>> Begin RECORDS
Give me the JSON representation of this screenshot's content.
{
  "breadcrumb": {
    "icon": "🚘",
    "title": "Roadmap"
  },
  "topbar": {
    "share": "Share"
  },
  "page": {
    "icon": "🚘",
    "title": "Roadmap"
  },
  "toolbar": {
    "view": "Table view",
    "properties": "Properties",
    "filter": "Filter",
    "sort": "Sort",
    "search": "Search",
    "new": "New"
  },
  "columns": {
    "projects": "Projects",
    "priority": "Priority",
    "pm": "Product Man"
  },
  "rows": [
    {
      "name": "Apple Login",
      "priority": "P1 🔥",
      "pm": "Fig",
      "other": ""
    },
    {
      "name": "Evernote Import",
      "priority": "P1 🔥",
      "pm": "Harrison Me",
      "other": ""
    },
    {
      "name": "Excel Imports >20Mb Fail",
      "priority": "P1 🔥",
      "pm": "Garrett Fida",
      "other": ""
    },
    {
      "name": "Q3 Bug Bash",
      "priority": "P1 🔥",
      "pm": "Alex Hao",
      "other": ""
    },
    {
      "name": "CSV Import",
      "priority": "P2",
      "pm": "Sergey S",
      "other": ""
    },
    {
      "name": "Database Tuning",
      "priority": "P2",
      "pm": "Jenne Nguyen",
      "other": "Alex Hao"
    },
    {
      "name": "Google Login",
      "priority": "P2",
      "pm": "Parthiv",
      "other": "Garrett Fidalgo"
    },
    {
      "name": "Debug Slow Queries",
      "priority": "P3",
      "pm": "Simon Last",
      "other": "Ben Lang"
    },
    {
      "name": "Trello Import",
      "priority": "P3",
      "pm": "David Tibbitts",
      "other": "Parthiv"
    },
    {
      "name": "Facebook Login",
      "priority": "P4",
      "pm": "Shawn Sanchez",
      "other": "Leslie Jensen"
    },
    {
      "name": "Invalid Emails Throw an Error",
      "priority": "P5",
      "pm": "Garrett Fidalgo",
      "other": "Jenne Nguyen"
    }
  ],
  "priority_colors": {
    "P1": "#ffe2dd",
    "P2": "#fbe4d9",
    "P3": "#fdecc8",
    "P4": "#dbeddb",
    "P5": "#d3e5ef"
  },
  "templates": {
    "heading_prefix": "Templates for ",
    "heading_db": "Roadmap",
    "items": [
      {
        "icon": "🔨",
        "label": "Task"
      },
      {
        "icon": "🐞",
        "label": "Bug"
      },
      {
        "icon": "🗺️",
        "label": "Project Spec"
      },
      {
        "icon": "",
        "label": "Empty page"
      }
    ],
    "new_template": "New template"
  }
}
>> End RECORDS
#### STATED EXERCISE:
Set down the entries verbatim, leaving none out.

#### SOLUTION TO THIS EXERCISE:
Give me the JSON representation of this screenshot's content.
{
  "breadcrumb": {
    "icon": "🚘",
    "title": "Roadmap"
  },
  "topbar": {
    "share": "Share"
  },
  "page": {
    "icon": "🚘",
    "title": "Roadmap"
  },
  "toolbar": {
    "view": "Table view",
    "properties": "Properties",
    "filter": "Filter",
    "sort": "Sort",
    "search": "Search",
    "new": "New"
  },
  "columns": {
    "projects": "Projects",
    "priority": "Priority",
    "pm": "Product Man"
  },
  "rows": [
    {
      "name": "Apple Login",
      "priority": "P1 🔥",
      "pm": "Fig",
      "other": ""
    },
    {
      "name": "Evernote Import",
      "priority": "P1 🔥",
      "pm": "Harrison Me",
      "other": ""
    },
    {
      "name": "Excel Imports >20Mb Fail",
      "priority": "P1 🔥",
      "pm": "Garrett Fida",
      "other": ""
    },
    {
      "name": "Q3 Bug Bash",
      "priority": "P1 🔥",
      "pm": "Alex Hao",
      "other": ""
    },
    {
      "name": "CSV Import",
      "priority": "P2",
      "pm": "Sergey S",
      "other": ""
    },
    {
      "name": "Database Tuning",
      "priority": "P2",
      "pm": "Jenne Nguyen",
      "other": "Alex Hao"
    },
    {
      "name": "Google Login",
      "priority": "P2",
      "pm": "Parthiv",
      "other": "Garrett Fidalgo"
    },
    {
      "name": "Debug Slow Queries",
      "priority": "P3",
      "pm": "Simon Last",
      "other": "Ben Lang"
    },
    {
      "name": "Trello Import",
      "priority": "P3",
      "pm": "David Tibbitts",
      "other": "Parthiv"
    },
    {
      "name": "Facebook Login",
      "priority": "P4",
      "pm": "Shawn Sanchez",
      "other": "Leslie Jensen"
    },
    {
      "name": "Invalid Emails Throw an Error",
      "priority": "P5",
      "pm": "Garrett Fidalgo",
      "other": "Jenne Nguyen"
    }
  ],
  "priority_colors": {
    "P1": "#ffe2dd",
    "P2": "#fbe4d9",
    "P3": "#fdecc8",
    "P4": "#dbeddb",
    "P5": "#d3e5ef"
  },
  "templates": {
    "heading_prefix": "Templates for ",
    "heading_db": "Roadmap",
    "items": [
      {
        "icon": "🔨",
        "label": "Task"
      },
      {
        "icon": "🐞",
        "label": "Bug"
      },
      {
        "icon": "🗺️",
        "label": "Project Spec"
      },
      {
        "icon": "",
        "label": "Empty page"
      }
    ],
    "new_template": "New template"
  }
}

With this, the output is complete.